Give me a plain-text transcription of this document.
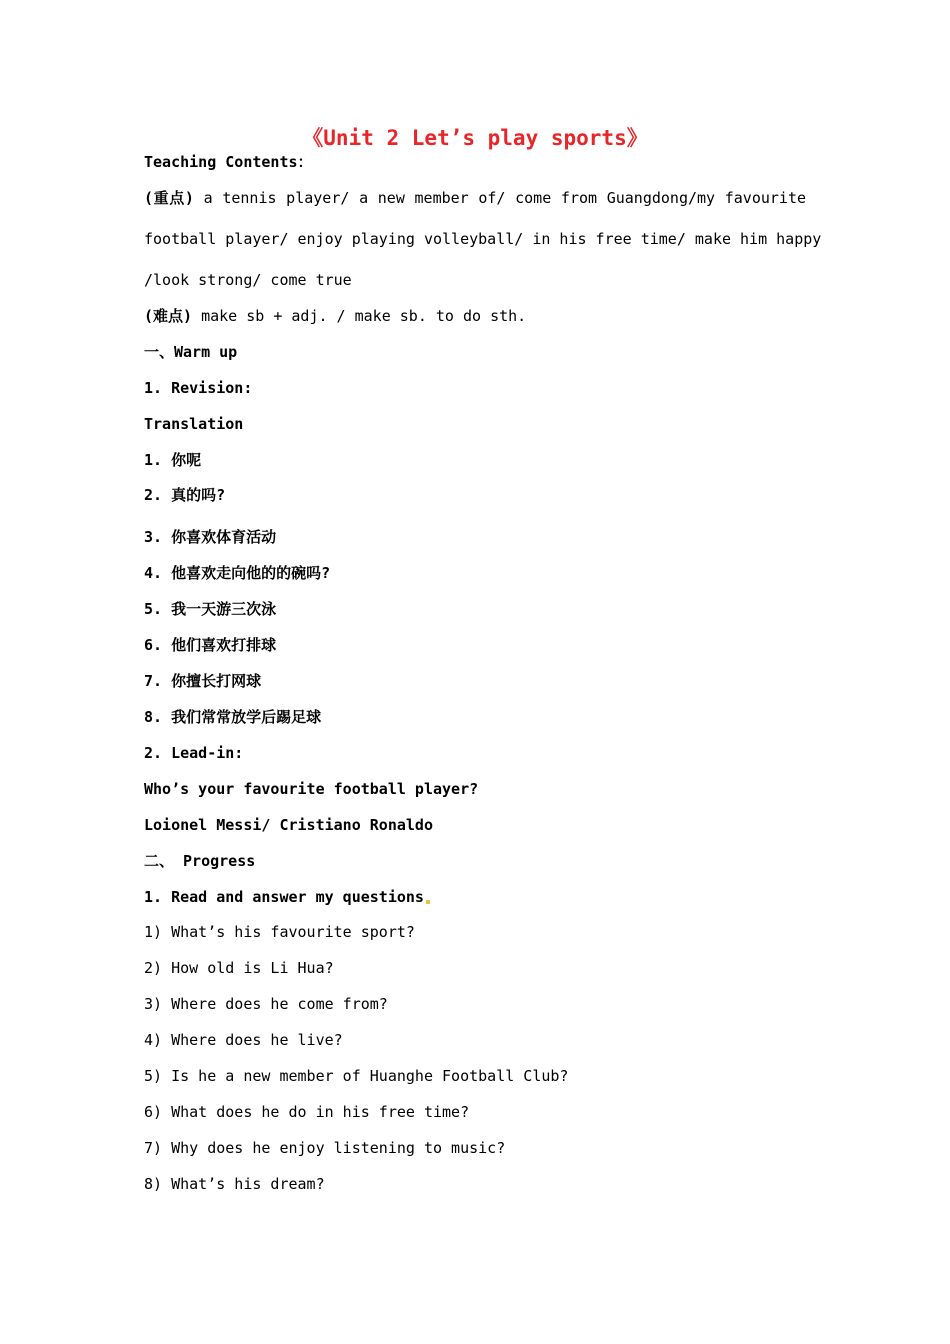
《Unit 2 Let’s play sports》
Teaching Contents：
(重点) a tennis player/ a new member of/ come from Guangdong/my favourite
football player/ enjoy playing volleyball/ in his free time/ make him happy
/look strong/ come true
(难点) make sb + adj. / make sb. to do sth.
一、Warm up
1. Revision:
Translation
1. 你呢
2. 真的吗?
3. 你喜欢体育活动
4. 他喜欢走向他的的碗吗?
5. 我一天游三次泳
6. 他们喜欢打排球
7. 你擅长打网球
8. 我们常常放学后踢足球
2. Lead-in:
Who’s your favourite football player?
Loionel Messi/ Cristiano Ronaldo
二、 Progress
1. Read and answer my questions
1) What’s his favourite sport?
2) How old is Li Hua?
3) Where does he come from?
4) Where does he live?
5) Is he a new member of Huanghe Football Club?
6) What does he do in his free time?
7) Why does he enjoy listening to music?
8) What’s his dream?
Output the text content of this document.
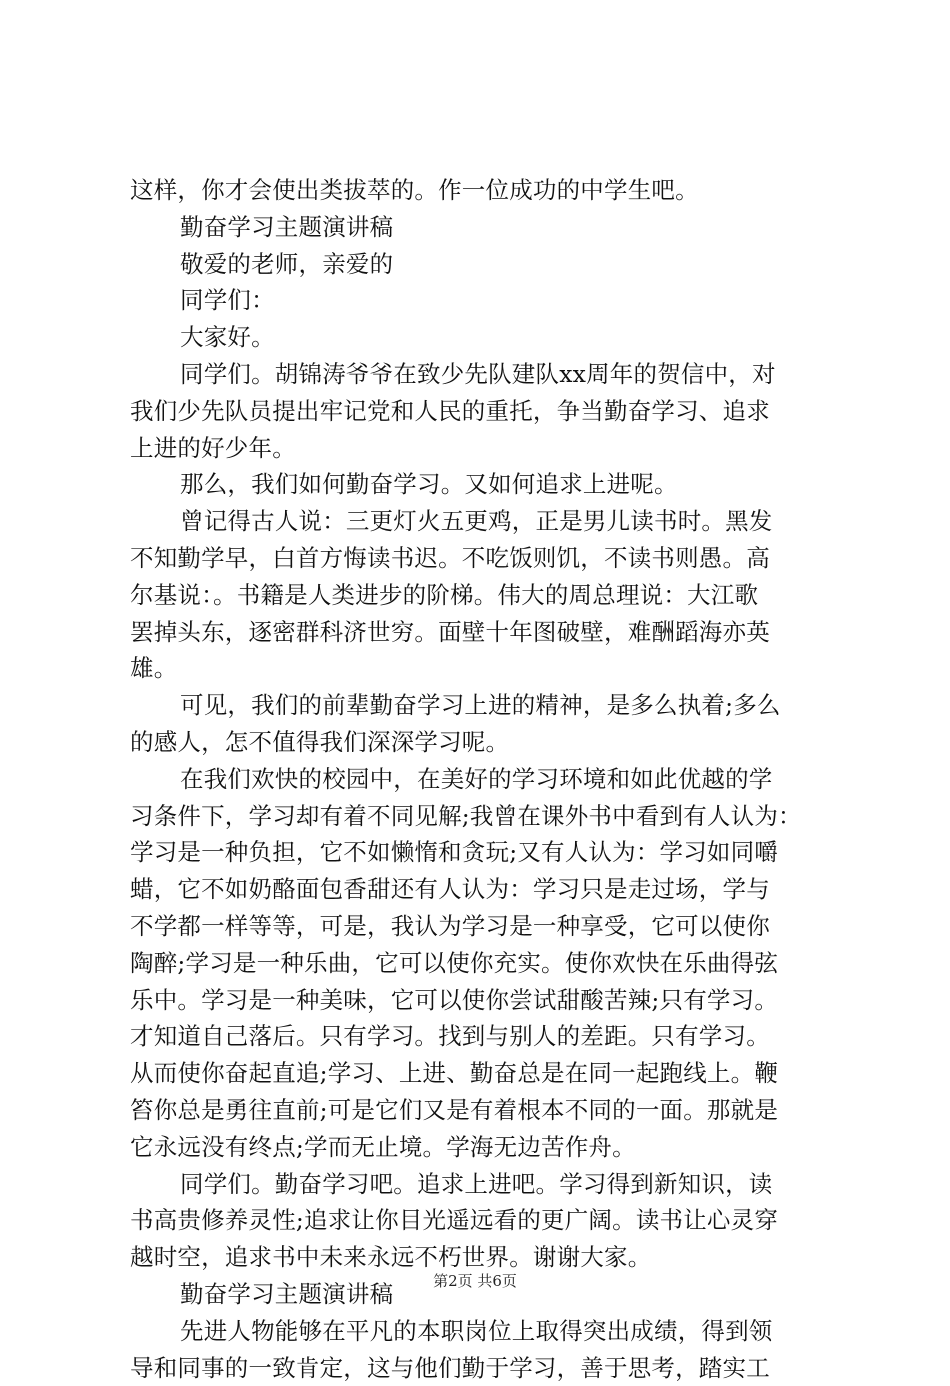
这样，你才会使出类拔萃的。作一位成功的中学生吧。
勤奋学习主题演讲稿
敬爱的老师，亲爱的
同学们：
大家好。
同学们。胡锦涛爷爷在致少先队建队xx周年的贺信中，对
我们少先队员提出牢记党和人民的重托，争当勤奋学习、追求
上进的好少年。
那么，我们如何勤奋学习。又如何追求上进呢。
曾记得古人说：三更灯火五更鸡，正是男儿读书时。黑发
不知勤学早，白首方悔读书迟。不吃饭则饥，不读书则愚。高
尔基说：。书籍是人类进步的阶梯。伟大的周总理说：大江歌
罢掉头东，逐密群科济世穷。面壁十年图破壁，难酬蹈海亦英
雄。
可见，我们的前辈勤奋学习上进的精神，是多么执着;多么
的感人，怎不值得我们深深学习呢。
在我们欢快的校园中，在美好的学习环境和如此优越的学
习条件下，学习却有着不同见解;我曾在课外书中看到有人认为：
学习是一种负担，它不如懒惰和贪玩;又有人认为：学习如同嚼
蜡，它不如奶酪面包香甜还有人认为：学习只是走过场，学与
不学都一样等等，可是，我认为学习是一种享受，它可以使你
陶醉;学习是一种乐曲，它可以使你充实。使你欢快在乐曲得弦
乐中。学习是一种美味，它可以使你尝试甜酸苦辣;只有学习。
才知道自己落后。只有学习。找到与别人的差距。只有学习。
从而使你奋起直追;学习、上进、勤奋总是在同一起跑线上。鞭
笞你总是勇往直前;可是它们又是有着根本不同的一面。那就是
它永远没有终点;学而无止境。学海无边苦作舟。
同学们。勤奋学习吧。追求上进吧。学习得到新知识，读
书高贵修养灵性;追求让你目光遥远看的更广阔。读书让心灵穿
越时空，追求书中未来永远不朽世界。谢谢大家。
勤奋学习主题演讲稿
先进人物能够在平凡的本职岗位上取得突出成绩，得到领
导和同事的一致肯定，这与他们勤于学习，善于思考，踏实工
第2页 共6页
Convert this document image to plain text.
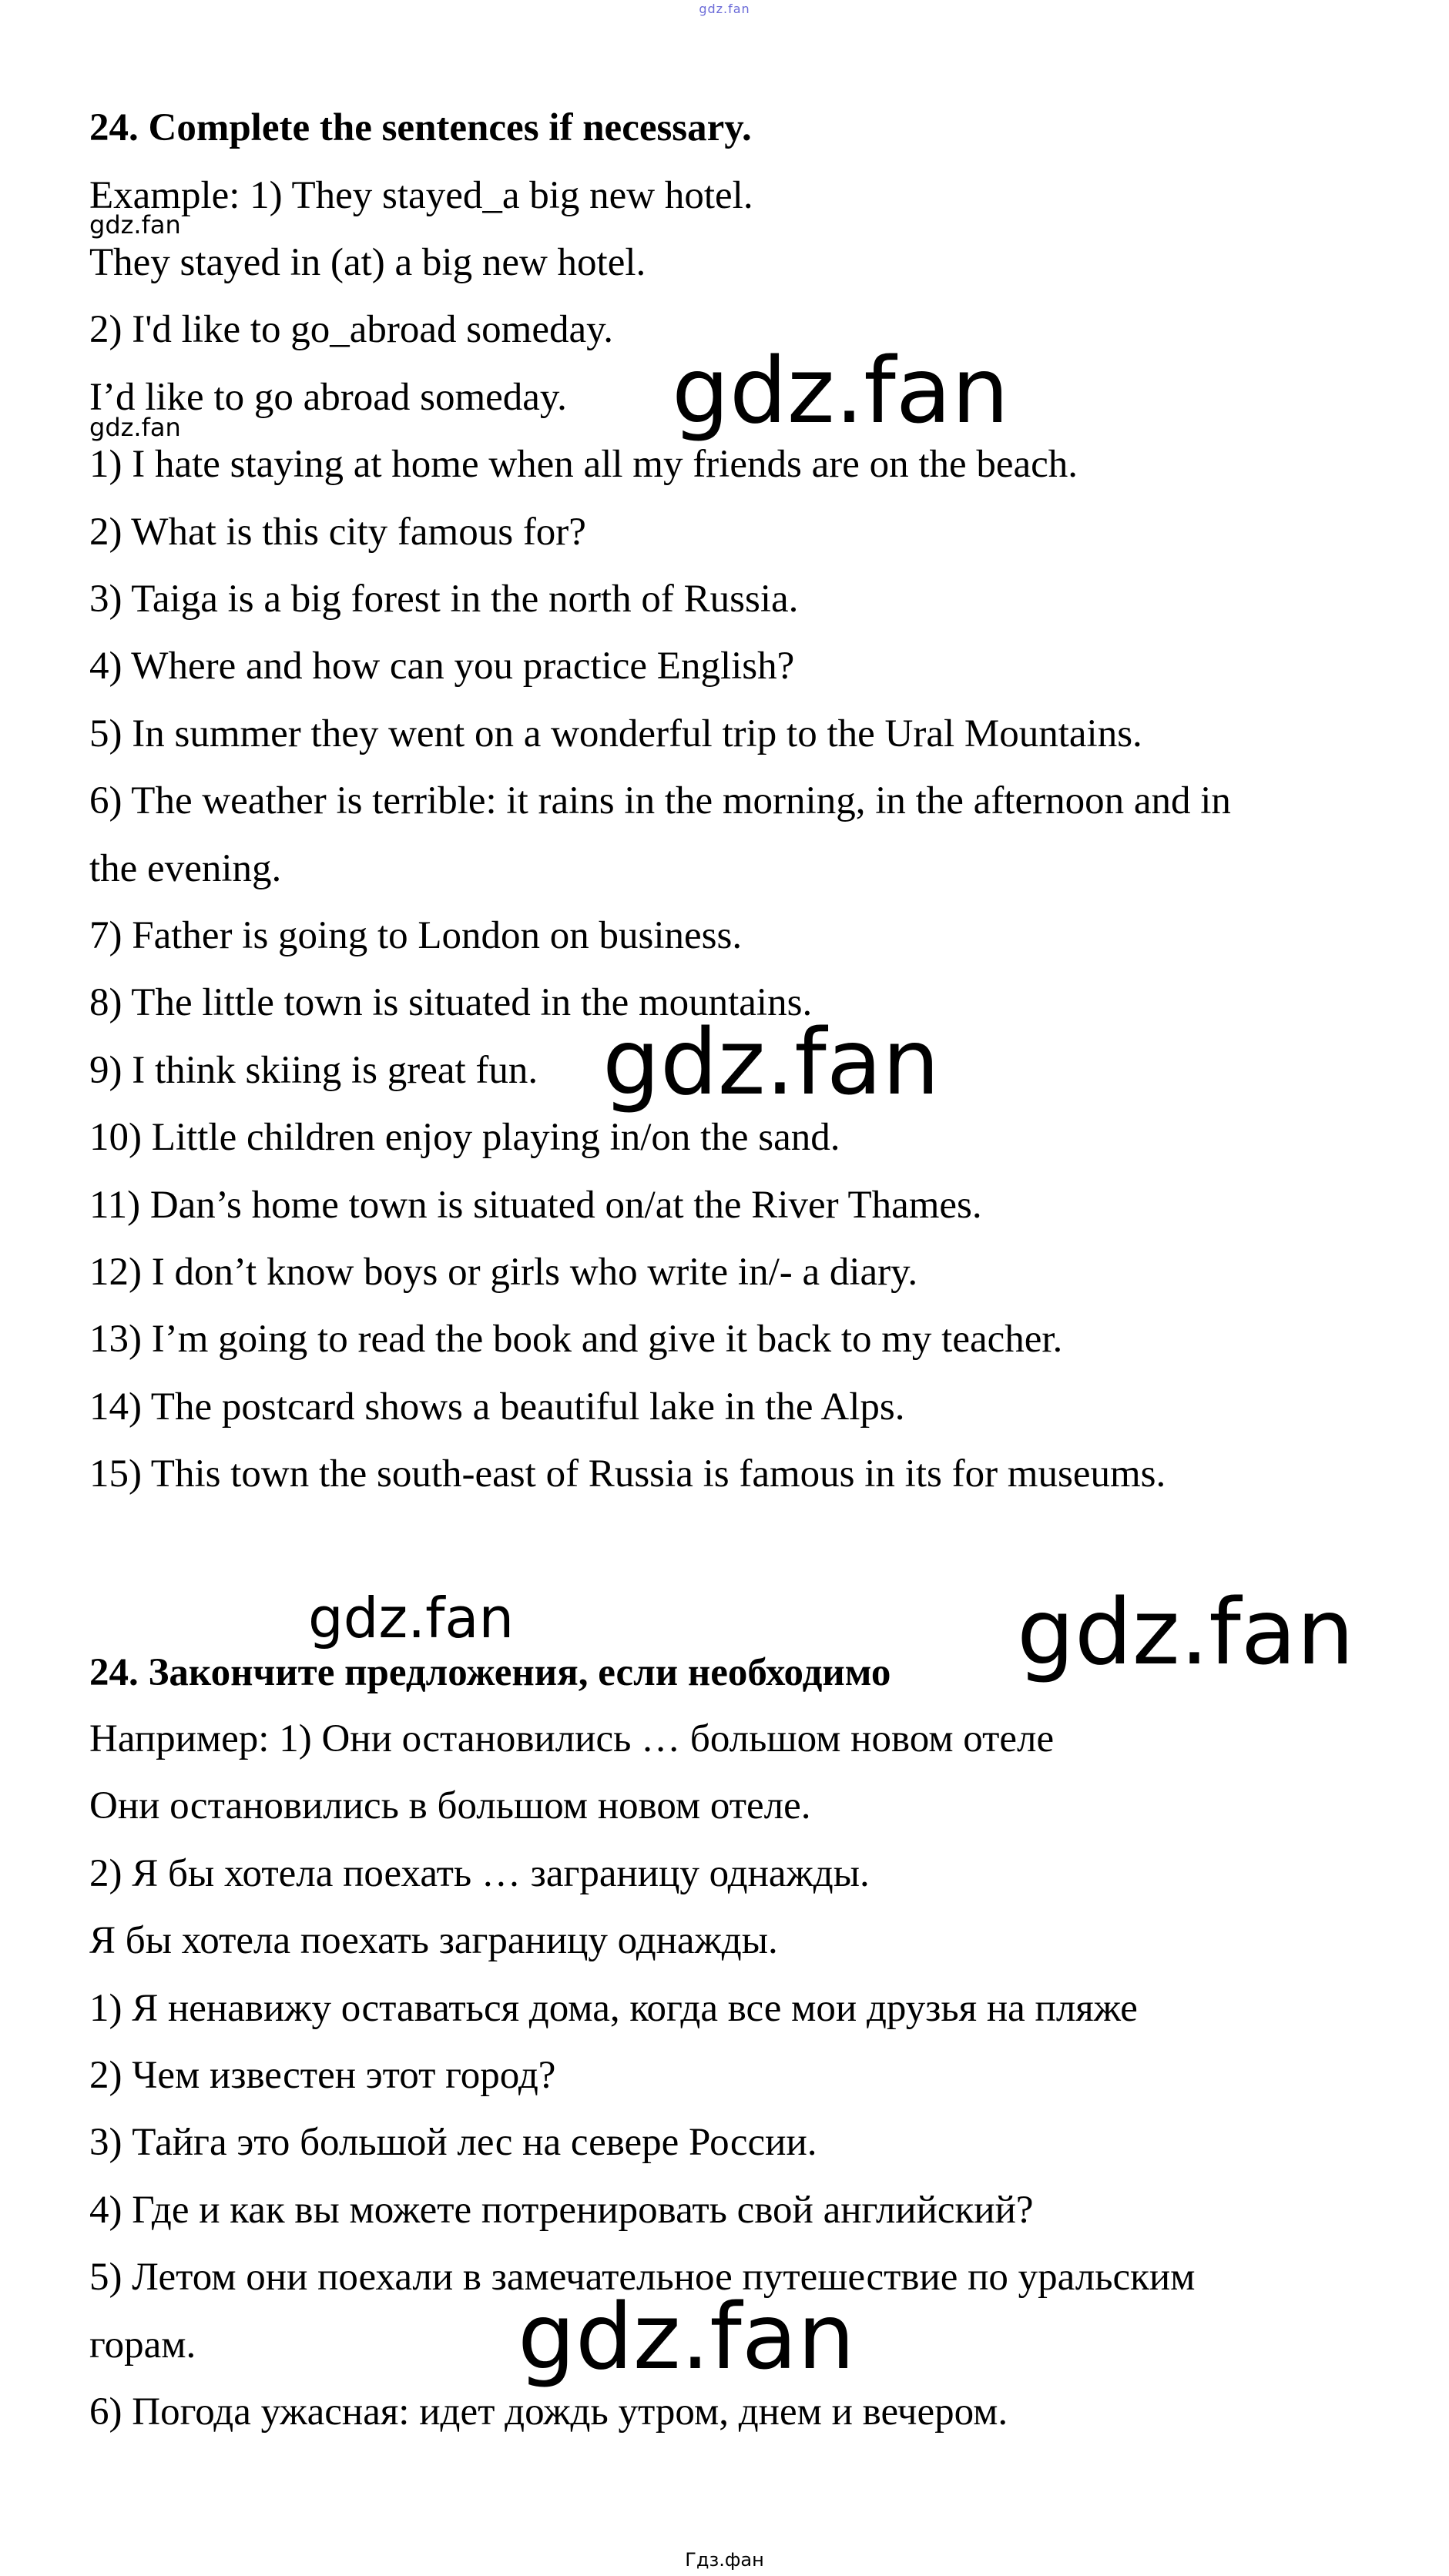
gdz.fan
24. Complete the sentences if necessary.
Example: 1) They stayed_a big new hotel.
They stayed in (at) a big new hotel.
2) I'd like to go_abroad someday.
I’d like to go abroad someday.
1) I hate staying at home when all my friends are on the beach.
2) What is this city famous for?
3) Taiga is a big forest in the north of Russia.
4) Where and how can you practice English?
5) In summer they went on a wonderful trip to the Ural Mountains.
6) The weather is terrible: it rains in the morning, in the afternoon and in
the evening.
7) Father is going to London on business.
8) The little town is situated in the mountains.
9) I think skiing is great fun.
10) Little children enjoy playing in/on the sand.
11) Dan’s home town is situated on/at the River Thames.
12) I don’t know boys or girls who write in/- a diary.
13) I’m going to read the book and give it back to my teacher.
14) The postcard shows a beautiful lake in the Alps.
15) This town the south-east of Russia is famous in its for museums.
24. Закончите предложения, если необходимо
Например: 1) Они остановились … большом новом отеле
Они остановились в большом новом отеле.
2) Я бы хотела поехать … заграницу однажды.
Я бы хотела поехать заграницу однажды.
1) Я ненавижу оставаться дома, когда все мои друзья на пляже
2) Чем известен этот город?
3) Тайга это большой лес на севере России.
4) Где и как вы можете потренировать свой английский?
5) Летом они поехали в замечательное путешествие по уральским
горам.
6) Погода ужасная: идет дождь утром, днем и вечером.
gdz.fan
gdz.fan	gdz.fan
gdz.fan
gdz.fan	gdz.fan
gdz.fan
Гдз.фан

========================

Transcribe each line above verbatim, with the pictures left out.

◆ **Final result**
Give me a plain-text transcription of this document.
《Unit 2 Let’s play sports》
Teaching Contents：
(重点) a tennis player/ a new member of/ come from Guangdong/my favourite
football player/ enjoy playing volleyball/ in his free time/ make him happy
/look strong/ come true
(难点) make sb + adj. / make sb. to do sth.
一、Warm up
1. Revision:
Translation
1. 你呢
2. 真的吗?
3. 你喜欢体育活动
4. 他喜欢走向他的的碗吗?
5. 我一天游三次泳
6. 他们喜欢打排球
7. 你擅长打网球
8. 我们常常放学后踢足球
2. Lead-in:
Who’s your favourite football player?
Loionel Messi/ Cristiano Ronaldo
二、 Progress
1. Read and answer my questions
1) What’s his favourite sport?
2) How old is Li Hua?
3) Where does he come from?
4) Where does he live?
5) Is he a new member of Huanghe Football Club?
6) What does he do in his free time?
7) Why does he enjoy listening to music?
8) What’s his dream?
Output the text content of this document.
这样，你才会使出类拔萃的。作一位成功的中学生吧。
勤奋学习主题演讲稿
敬爱的老师，亲爱的
同学们：
大家好。
同学们。胡锦涛爷爷在致少先队建队xx周年的贺信中，对
我们少先队员提出牢记党和人民的重托，争当勤奋学习、追求
上进的好少年。
那么，我们如何勤奋学习。又如何追求上进呢。
曾记得古人说：三更灯火五更鸡，正是男儿读书时。黑发
不知勤学早，白首方悔读书迟。不吃饭则饥，不读书则愚。高
尔基说：。书籍是人类进步的阶梯。伟大的周总理说：大江歌
罢掉头东，逐密群科济世穷。面壁十年图破壁，难酬蹈海亦英
雄。
可见，我们的前辈勤奋学习上进的精神，是多么执着;多么
的感人，怎不值得我们深深学习呢。
在我们欢快的校园中，在美好的学习环境和如此优越的学
习条件下，学习却有着不同见解;我曾在课外书中看到有人认为：
学习是一种负担，它不如懒惰和贪玩;又有人认为：学习如同嚼
蜡，它不如奶酪面包香甜还有人认为：学习只是走过场，学与
不学都一样等等，可是，我认为学习是一种享受，它可以使你
陶醉;学习是一种乐曲，它可以使你充实。使你欢快在乐曲得弦
乐中。学习是一种美味，它可以使你尝试甜酸苦辣;只有学习。
才知道自己落后。只有学习。找到与别人的差距。只有学习。
从而使你奋起直追;学习、上进、勤奋总是在同一起跑线上。鞭
笞你总是勇往直前;可是它们又是有着根本不同的一面。那就是
它永远没有终点;学而无止境。学海无边苦作舟。
同学们。勤奋学习吧。追求上进吧。学习得到新知识，读
书高贵修养灵性;追求让你目光遥远看的更广阔。读书让心灵穿
越时空，追求书中未来永远不朽世界。谢谢大家。
勤奋学习主题演讲稿
先进人物能够在平凡的本职岗位上取得突出成绩，得到领
导和同事的一致肯定，这与他们勤于学习，善于思考，踏实工
第2页 共6页
Convert this document image to plain text.
gdz.fan
24. Complete the sentences if necessary.
Example: 1) They stayed_a big new hotel.
They stayed in (at) a big new hotel.
2) I'd like to go_abroad someday.
I’d like to go abroad someday.
1) I hate staying at home when all my friends are on the beach.
2) What is this city famous for?
3) Taiga is a big forest in the north of Russia.
4) Where and how can you practice English?
5) In summer they went on a wonderful trip to the Ural Mountains.
6) The weather is terrible: it rains in the morning, in the afternoon and in
the evening.
7) Father is going to London on business.
8) The little town is situated in the mountains.
9) I think skiing is great fun.
10) Little children enjoy playing in/on the sand.
11) Dan’s home town is situated on/at the River Thames.
12) I don’t know boys or girls who write in/- a diary.
13) I’m going to read the book and give it back to my teacher.
14) The postcard shows a beautiful lake in the Alps.
15) This town the south-east of Russia is famous in its for museums.
24. Закончите предложения, если необходимо
Например: 1) Они остановились … большом новом отеле
Они остановились в большом новом отеле.
2) Я бы хотела поехать … заграницу однажды.
Я бы хотела поехать заграницу однажды.
1) Я ненавижу оставаться дома, когда все мои друзья на пляже
2) Чем известен этот город?
3) Тайга это большой лес на севере России.
4) Где и как вы можете потренировать свой английский?
5) Летом они поехали в замечательное путешествие по уральским
горам.
6) Погода ужасная: идет дождь утром, днем и вечером.
gdz.fan
gdz.fan	gdz.fan
gdz.fan
gdz.fan	gdz.fan
gdz.fan
Гдз.фан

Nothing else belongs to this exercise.